Directions
Set down the material below in full, matching it exactly.

Data records

((

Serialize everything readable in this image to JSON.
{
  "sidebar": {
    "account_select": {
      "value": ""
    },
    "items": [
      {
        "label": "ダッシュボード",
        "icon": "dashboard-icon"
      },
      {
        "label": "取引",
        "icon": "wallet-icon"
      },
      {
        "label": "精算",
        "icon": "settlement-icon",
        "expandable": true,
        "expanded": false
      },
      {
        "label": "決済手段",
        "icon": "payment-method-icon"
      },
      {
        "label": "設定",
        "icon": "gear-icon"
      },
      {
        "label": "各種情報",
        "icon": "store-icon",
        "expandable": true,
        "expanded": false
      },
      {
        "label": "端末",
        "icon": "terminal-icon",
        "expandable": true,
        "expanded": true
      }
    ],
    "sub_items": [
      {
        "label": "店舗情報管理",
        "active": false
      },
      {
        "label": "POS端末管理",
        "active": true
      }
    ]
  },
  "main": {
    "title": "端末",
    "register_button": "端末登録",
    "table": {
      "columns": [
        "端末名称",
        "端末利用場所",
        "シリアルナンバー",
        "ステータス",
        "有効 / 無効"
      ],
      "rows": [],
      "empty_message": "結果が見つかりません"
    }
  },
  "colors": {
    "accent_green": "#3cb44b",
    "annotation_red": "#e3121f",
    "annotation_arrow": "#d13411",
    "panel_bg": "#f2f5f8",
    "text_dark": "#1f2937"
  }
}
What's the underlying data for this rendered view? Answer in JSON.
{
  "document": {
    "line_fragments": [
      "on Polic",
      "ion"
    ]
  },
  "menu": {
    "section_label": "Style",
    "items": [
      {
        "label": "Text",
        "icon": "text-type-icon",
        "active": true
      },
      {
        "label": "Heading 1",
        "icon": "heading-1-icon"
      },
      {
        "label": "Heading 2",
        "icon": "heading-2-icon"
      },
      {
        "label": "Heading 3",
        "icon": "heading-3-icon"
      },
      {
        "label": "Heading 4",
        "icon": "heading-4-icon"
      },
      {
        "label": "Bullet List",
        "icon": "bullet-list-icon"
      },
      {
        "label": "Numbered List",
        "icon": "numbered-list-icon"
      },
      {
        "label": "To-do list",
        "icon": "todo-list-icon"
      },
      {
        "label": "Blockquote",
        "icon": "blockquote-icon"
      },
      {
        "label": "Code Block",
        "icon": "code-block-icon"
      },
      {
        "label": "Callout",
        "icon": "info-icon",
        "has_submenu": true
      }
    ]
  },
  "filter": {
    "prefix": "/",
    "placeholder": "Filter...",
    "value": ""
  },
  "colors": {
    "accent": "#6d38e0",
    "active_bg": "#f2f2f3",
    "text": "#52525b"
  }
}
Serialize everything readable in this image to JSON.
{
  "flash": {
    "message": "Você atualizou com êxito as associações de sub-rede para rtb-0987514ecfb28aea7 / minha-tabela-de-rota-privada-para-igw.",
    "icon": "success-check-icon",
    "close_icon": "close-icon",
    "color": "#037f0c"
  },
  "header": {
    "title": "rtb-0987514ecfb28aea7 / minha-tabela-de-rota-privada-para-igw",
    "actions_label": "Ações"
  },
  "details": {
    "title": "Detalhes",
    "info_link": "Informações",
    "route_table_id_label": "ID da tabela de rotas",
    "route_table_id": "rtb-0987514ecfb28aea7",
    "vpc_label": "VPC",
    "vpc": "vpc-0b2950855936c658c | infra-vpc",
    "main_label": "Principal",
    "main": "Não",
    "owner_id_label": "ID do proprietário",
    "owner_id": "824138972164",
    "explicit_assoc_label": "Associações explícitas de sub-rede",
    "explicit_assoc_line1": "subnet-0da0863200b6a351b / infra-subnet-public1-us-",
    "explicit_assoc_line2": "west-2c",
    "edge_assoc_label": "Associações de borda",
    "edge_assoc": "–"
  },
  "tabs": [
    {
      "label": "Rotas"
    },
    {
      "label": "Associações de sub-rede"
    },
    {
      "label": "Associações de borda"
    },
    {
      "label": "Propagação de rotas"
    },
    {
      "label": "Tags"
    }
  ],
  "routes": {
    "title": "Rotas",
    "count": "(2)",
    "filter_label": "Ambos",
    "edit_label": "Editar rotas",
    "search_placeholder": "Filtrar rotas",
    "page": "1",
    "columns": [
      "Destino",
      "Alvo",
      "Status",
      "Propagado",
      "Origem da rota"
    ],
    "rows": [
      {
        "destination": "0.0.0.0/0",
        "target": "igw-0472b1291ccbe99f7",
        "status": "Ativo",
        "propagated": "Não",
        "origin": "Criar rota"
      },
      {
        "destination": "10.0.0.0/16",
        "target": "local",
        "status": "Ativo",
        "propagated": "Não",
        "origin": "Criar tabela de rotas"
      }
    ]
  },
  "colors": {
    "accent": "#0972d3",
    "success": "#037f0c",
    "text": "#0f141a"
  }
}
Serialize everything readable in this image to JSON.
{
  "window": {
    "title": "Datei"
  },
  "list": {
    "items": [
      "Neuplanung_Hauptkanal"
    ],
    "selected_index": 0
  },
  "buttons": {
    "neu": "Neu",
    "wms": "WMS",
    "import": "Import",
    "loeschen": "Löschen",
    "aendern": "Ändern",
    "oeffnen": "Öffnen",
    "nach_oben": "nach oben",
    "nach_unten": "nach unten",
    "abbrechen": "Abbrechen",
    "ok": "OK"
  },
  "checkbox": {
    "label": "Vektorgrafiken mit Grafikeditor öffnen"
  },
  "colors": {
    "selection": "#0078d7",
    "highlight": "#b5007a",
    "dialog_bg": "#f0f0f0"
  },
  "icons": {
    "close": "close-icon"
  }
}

))

Correct result
Serialize everything readable in this image to JSON.
{
  "sidebar": {
    "account_select": {
      "value": ""
    },
    "items": [
      {
        "label": "ダッシュボード",
        "icon": "dashboard-icon"
      },
      {
        "label": "取引",
        "icon": "wallet-icon"
      },
      {
        "label": "精算",
        "icon": "settlement-icon",
        "expandable": true,
        "expanded": false
      },
      {
        "label": "決済手段",
        "icon": "payment-method-icon"
      },
      {
        "label": "設定",
        "icon": "gear-icon"
      },
      {
        "label": "各種情報",
        "icon": "store-icon",
        "expandable": true,
        "expanded": false
      },
      {
        "label": "端末",
        "icon": "terminal-icon",
        "expandable": true,
        "expanded": true
      }
    ],
    "sub_items": [
      {
        "label": "店舗情報管理",
        "active": false
      },
      {
        "label": "POS端末管理",
        "active": true
      }
    ]
  },
  "main": {
    "title": "端末",
    "register_button": "端末登録",
    "table": {
      "columns": [
        "端末名称",
        "端末利用場所",
        "シリアルナンバー",
        "ステータス",
        "有効 / 無効"
      ],
      "rows": [],
      "empty_message": "結果が見つかりません"
    }
  },
  "colors": {
    "accent_green": "#3cb44b",
    "annotation_red": "#e3121f",
    "annotation_arrow": "#d13411",
    "panel_bg": "#f2f5f8",
    "text_dark": "#1f2937"
  }
}
What's the underlying data for this rendered view? Answer in JSON.
{
  "document": {
    "line_fragments": [
      "on Polic",
      "ion"
    ]
  },
  "menu": {
    "section_label": "Style",
    "items": [
      {
        "label": "Text",
        "icon": "text-type-icon",
        "active": true
      },
      {
        "label": "Heading 1",
        "icon": "heading-1-icon"
      },
      {
        "label": "Heading 2",
        "icon": "heading-2-icon"
      },
      {
        "label": "Heading 3",
        "icon": "heading-3-icon"
      },
      {
        "label": "Heading 4",
        "icon": "heading-4-icon"
      },
      {
        "label": "Bullet List",
        "icon": "bullet-list-icon"
      },
      {
        "label": "Numbered List",
        "icon": "numbered-list-icon"
      },
      {
        "label": "To-do list",
        "icon": "todo-list-icon"
      },
      {
        "label": "Blockquote",
        "icon": "blockquote-icon"
      },
      {
        "label": "Code Block",
        "icon": "code-block-icon"
      },
      {
        "label": "Callout",
        "icon": "info-icon",
        "has_submenu": true
      }
    ]
  },
  "filter": {
    "prefix": "/",
    "placeholder": "Filter...",
    "value": ""
  },
  "colors": {
    "accent": "#6d38e0",
    "active_bg": "#f2f2f3",
    "text": "#52525b"
  }
}
Serialize everything readable in this image to JSON.
{
  "flash": {
    "message": "Você atualizou com êxito as associações de sub-rede para rtb-0987514ecfb28aea7 / minha-tabela-de-rota-privada-para-igw.",
    "icon": "success-check-icon",
    "close_icon": "close-icon",
    "color": "#037f0c"
  },
  "header": {
    "title": "rtb-0987514ecfb28aea7 / minha-tabela-de-rota-privada-para-igw",
    "actions_label": "Ações"
  },
  "details": {
    "title": "Detalhes",
    "info_link": "Informações",
    "route_table_id_label": "ID da tabela de rotas",
    "route_table_id": "rtb-0987514ecfb28aea7",
    "vpc_label": "VPC",
    "vpc": "vpc-0b2950855936c658c | infra-vpc",
    "main_label": "Principal",
    "main": "Não",
    "owner_id_label": "ID do proprietário",
    "owner_id": "824138972164",
    "explicit_assoc_label": "Associações explícitas de sub-rede",
    "explicit_assoc_line1": "subnet-0da0863200b6a351b / infra-subnet-public1-us-",
    "explicit_assoc_line2": "west-2c",
    "edge_assoc_label": "Associações de borda",
    "edge_assoc": "–"
  },
  "tabs": [
    {
      "label": "Rotas"
    },
    {
      "label": "Associações de sub-rede"
    },
    {
      "label": "Associações de borda"
    },
    {
      "label": "Propagação de rotas"
    },
    {
      "label": "Tags"
    }
  ],
  "routes": {
    "title": "Rotas",
    "count": "(2)",
    "filter_label": "Ambos",
    "edit_label": "Editar rotas",
    "search_placeholder": "Filtrar rotas",
    "page": "1",
    "columns": [
      "Destino",
      "Alvo",
      "Status",
      "Propagado",
      "Origem da rota"
    ],
    "rows": [
      {
        "destination": "0.0.0.0/0",
        "target": "igw-0472b1291ccbe99f7",
        "status": "Ativo",
        "propagated": "Não",
        "origin": "Criar rota"
      },
      {
        "destination": "10.0.0.0/16",
        "target": "local",
        "status": "Ativo",
        "propagated": "Não",
        "origin": "Criar tabela de rotas"
      }
    ]
  },
  "colors": {
    "accent": "#0972d3",
    "success": "#037f0c",
    "text": "#0f141a"
  }
}
Serialize everything readable in this image to JSON.
{
  "window": {
    "title": "Datei"
  },
  "list": {
    "items": [
      "Neuplanung_Hauptkanal"
    ],
    "selected_index": 0
  },
  "buttons": {
    "neu": "Neu",
    "wms": "WMS",
    "import": "Import",
    "loeschen": "Löschen",
    "aendern": "Ändern",
    "oeffnen": "Öffnen",
    "nach_oben": "nach oben",
    "nach_unten": "nach unten",
    "abbrechen": "Abbrechen",
    "ok": "OK"
  },
  "checkbox": {
    "label": "Vektorgrafiken mit Grafikeditor öffnen"
  },
  "colors": {
    "selection": "#0078d7",
    "highlight": "#b5007a",
    "dialog_bg": "#f0f0f0"
  },
  "icons": {
    "close": "close-icon"
  }
}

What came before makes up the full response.